SHORT PROBLEM – Pull every line holding the string "Martinez" from the records below.

SUPPLIED ENTRIES –
<<<<

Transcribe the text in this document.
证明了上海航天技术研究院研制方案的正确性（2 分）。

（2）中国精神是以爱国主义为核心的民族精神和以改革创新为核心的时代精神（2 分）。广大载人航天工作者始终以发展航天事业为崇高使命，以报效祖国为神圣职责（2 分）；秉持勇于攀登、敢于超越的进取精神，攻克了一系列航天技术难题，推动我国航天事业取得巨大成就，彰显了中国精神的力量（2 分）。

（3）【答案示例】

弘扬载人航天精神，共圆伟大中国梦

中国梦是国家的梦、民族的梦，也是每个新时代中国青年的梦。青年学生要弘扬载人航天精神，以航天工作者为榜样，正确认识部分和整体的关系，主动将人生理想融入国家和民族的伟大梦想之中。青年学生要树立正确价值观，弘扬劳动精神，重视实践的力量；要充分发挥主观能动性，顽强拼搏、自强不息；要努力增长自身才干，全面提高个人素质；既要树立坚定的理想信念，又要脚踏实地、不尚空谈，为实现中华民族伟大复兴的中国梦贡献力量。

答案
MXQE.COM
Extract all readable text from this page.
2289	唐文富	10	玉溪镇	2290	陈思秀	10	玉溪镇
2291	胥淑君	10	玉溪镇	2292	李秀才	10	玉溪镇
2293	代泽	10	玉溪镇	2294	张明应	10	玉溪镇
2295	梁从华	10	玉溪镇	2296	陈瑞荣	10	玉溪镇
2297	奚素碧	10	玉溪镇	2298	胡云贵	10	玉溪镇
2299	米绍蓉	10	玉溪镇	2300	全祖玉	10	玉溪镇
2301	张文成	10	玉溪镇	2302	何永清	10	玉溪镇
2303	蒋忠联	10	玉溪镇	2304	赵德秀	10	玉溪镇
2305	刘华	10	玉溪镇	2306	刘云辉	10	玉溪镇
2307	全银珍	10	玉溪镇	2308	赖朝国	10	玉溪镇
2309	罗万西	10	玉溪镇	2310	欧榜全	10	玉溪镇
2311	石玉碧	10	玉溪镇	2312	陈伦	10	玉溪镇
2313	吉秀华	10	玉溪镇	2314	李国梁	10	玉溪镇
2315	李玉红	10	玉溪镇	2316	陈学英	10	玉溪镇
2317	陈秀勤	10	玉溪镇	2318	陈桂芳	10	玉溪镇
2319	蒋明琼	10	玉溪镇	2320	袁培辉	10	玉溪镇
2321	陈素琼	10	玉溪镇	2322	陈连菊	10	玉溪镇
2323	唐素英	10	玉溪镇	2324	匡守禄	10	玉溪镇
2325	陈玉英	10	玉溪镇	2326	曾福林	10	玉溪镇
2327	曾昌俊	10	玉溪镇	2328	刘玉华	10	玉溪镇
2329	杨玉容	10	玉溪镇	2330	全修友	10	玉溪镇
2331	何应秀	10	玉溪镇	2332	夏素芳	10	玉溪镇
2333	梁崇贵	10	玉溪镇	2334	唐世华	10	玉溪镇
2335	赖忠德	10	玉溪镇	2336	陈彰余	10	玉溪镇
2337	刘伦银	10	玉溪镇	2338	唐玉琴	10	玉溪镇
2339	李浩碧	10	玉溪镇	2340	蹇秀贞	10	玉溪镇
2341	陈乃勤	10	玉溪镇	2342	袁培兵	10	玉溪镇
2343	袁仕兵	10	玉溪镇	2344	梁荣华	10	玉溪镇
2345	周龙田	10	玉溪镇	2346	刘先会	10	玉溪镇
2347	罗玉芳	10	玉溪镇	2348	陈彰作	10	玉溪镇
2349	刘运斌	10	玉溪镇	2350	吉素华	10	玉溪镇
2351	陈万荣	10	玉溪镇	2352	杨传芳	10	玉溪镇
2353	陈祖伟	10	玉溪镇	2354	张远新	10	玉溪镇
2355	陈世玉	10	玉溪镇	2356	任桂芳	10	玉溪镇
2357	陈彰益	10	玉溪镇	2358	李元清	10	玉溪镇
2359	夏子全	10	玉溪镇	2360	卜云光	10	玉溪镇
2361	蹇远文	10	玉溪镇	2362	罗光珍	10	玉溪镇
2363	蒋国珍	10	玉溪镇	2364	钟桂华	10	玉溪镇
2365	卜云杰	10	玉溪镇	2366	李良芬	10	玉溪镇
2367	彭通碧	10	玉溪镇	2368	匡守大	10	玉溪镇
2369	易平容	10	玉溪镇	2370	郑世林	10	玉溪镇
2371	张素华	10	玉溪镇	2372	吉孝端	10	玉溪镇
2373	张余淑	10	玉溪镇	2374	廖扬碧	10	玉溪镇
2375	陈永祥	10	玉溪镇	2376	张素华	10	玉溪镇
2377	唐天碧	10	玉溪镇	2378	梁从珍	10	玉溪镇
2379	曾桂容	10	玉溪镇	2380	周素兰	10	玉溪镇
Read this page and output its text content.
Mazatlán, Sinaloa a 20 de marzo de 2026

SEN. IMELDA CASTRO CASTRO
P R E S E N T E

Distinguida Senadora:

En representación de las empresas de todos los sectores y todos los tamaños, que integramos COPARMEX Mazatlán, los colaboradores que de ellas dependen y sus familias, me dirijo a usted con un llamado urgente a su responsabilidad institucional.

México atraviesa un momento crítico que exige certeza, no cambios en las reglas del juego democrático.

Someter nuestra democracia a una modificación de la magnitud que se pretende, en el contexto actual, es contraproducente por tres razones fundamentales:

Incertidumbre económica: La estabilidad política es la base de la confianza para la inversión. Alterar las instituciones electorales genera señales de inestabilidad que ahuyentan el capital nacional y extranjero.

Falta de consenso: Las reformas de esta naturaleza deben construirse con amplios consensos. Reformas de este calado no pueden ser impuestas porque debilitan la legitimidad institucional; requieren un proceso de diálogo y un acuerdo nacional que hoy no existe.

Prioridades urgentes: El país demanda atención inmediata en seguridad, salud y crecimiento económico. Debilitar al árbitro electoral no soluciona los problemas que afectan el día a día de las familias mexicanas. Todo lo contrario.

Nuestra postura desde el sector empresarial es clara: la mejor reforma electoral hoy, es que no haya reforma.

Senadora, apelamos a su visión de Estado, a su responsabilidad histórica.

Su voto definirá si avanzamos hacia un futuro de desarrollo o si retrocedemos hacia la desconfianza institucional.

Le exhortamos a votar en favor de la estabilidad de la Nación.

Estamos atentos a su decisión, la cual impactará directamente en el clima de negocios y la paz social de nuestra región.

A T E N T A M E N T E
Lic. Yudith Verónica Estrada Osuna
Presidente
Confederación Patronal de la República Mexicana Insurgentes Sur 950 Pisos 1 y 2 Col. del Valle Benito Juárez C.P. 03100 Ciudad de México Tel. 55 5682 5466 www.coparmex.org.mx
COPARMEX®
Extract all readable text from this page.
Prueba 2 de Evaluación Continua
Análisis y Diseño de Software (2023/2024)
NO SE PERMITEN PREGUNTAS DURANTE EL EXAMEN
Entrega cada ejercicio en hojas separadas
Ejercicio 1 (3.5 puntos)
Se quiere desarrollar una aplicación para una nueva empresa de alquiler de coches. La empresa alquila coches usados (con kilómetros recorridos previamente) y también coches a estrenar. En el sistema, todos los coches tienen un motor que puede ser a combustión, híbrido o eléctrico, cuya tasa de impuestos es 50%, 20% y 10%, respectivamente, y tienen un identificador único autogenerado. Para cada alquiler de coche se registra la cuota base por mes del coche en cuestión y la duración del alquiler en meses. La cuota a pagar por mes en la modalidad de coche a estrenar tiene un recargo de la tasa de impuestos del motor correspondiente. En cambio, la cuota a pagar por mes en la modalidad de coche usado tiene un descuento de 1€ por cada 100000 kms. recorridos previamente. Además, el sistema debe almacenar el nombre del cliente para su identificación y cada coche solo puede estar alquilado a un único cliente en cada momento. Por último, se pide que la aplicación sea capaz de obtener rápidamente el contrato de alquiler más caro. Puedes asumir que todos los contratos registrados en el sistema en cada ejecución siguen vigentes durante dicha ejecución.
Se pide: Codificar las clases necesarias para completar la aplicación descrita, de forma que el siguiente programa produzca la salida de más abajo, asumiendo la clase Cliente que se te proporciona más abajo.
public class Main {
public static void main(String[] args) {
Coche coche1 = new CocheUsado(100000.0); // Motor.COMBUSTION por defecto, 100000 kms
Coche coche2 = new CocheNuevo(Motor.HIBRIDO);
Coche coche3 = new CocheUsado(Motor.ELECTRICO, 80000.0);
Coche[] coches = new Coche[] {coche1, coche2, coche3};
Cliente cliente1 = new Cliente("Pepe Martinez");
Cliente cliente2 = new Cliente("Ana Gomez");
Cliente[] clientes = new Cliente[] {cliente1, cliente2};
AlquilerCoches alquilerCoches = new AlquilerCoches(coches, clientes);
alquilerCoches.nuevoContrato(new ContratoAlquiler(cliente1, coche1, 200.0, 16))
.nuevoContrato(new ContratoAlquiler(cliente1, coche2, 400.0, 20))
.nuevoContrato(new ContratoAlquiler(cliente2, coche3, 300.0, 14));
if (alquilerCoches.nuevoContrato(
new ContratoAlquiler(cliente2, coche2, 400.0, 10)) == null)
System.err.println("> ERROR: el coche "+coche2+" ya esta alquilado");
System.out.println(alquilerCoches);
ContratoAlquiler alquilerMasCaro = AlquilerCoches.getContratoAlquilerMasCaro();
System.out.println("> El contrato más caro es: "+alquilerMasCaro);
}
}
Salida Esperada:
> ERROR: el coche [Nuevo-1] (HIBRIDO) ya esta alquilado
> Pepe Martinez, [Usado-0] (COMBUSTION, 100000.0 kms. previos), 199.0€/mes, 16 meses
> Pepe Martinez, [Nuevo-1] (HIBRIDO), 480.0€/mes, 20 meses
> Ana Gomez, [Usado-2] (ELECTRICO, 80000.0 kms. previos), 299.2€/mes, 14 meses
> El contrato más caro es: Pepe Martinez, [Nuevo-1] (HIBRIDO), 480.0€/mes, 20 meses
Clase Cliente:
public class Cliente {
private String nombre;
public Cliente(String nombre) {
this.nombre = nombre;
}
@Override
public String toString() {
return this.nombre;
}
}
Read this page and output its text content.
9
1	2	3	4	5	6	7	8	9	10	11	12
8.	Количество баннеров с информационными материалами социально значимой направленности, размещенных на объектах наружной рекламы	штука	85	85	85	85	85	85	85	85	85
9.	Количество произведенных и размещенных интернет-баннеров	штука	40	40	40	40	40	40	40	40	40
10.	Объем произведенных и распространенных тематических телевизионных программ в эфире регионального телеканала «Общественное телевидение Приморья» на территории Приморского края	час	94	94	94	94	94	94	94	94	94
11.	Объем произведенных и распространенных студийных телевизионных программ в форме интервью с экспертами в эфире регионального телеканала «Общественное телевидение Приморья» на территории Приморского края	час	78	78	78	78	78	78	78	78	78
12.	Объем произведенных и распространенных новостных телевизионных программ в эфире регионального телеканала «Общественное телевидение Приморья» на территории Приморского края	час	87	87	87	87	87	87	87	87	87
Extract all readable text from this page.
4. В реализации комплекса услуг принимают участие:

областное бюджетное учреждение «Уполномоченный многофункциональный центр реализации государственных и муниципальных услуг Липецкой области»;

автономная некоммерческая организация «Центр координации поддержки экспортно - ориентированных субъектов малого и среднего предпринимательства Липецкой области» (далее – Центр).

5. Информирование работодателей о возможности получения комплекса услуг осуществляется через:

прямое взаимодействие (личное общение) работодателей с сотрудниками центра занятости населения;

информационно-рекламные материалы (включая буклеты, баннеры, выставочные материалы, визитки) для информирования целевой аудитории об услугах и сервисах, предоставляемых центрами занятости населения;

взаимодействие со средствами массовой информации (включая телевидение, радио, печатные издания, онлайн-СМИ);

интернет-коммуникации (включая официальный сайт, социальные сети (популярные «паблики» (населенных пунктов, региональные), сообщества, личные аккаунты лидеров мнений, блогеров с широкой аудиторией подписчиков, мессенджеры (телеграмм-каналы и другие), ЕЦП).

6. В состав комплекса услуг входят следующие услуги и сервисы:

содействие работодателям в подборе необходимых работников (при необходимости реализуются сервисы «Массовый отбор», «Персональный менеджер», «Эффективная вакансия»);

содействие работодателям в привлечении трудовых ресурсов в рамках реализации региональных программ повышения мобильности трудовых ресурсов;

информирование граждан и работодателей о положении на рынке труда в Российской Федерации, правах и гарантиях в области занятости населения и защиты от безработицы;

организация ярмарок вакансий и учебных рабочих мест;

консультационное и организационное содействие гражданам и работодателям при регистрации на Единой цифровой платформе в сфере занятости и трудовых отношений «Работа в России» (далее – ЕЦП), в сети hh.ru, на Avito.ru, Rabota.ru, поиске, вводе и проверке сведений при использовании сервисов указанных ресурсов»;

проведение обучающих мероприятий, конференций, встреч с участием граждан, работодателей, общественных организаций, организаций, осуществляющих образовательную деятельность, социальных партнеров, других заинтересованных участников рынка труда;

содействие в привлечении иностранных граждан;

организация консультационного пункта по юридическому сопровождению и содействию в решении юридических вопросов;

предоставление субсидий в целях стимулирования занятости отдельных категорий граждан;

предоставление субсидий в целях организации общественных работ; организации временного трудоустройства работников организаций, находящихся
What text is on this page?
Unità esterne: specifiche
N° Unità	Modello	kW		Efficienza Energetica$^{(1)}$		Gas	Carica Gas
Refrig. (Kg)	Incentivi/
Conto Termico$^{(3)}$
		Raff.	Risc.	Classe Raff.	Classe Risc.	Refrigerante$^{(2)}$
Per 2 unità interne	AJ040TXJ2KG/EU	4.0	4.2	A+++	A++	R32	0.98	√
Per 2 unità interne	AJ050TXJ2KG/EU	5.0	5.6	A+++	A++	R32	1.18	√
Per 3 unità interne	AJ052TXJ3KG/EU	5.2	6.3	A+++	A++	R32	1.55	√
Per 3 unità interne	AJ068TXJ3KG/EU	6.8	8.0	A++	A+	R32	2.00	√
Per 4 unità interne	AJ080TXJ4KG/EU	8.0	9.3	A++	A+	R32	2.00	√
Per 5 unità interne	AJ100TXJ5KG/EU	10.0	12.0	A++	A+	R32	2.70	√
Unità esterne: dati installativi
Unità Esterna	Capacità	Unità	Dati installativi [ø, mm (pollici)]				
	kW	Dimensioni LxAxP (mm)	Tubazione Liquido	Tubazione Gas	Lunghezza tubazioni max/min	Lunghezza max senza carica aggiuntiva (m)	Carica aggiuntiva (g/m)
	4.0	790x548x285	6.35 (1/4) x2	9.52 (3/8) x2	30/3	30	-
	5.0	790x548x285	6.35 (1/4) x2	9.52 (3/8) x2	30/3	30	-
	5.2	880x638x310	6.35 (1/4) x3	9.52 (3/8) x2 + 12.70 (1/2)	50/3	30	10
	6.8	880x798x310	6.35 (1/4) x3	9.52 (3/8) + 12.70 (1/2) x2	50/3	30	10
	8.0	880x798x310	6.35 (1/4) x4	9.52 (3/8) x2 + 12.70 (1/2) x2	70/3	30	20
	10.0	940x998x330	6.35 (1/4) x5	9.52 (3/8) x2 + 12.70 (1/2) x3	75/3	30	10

>>>>

ANSWER –
Cliente cliente1 = new Cliente("Pepe Martinez");
> Pepe Martinez, [Usado-0] (COMBUSTION, 100000.0 kms. previos), 199.0€/mes, 16 meses
> Pepe Martinez, [Nuevo-1] (HIBRIDO), 480.0€/mes, 20 meses
> El contrato más caro es: Pepe Martinez, [Nuevo-1] (HIBRIDO), 480.0€/mes, 20 meses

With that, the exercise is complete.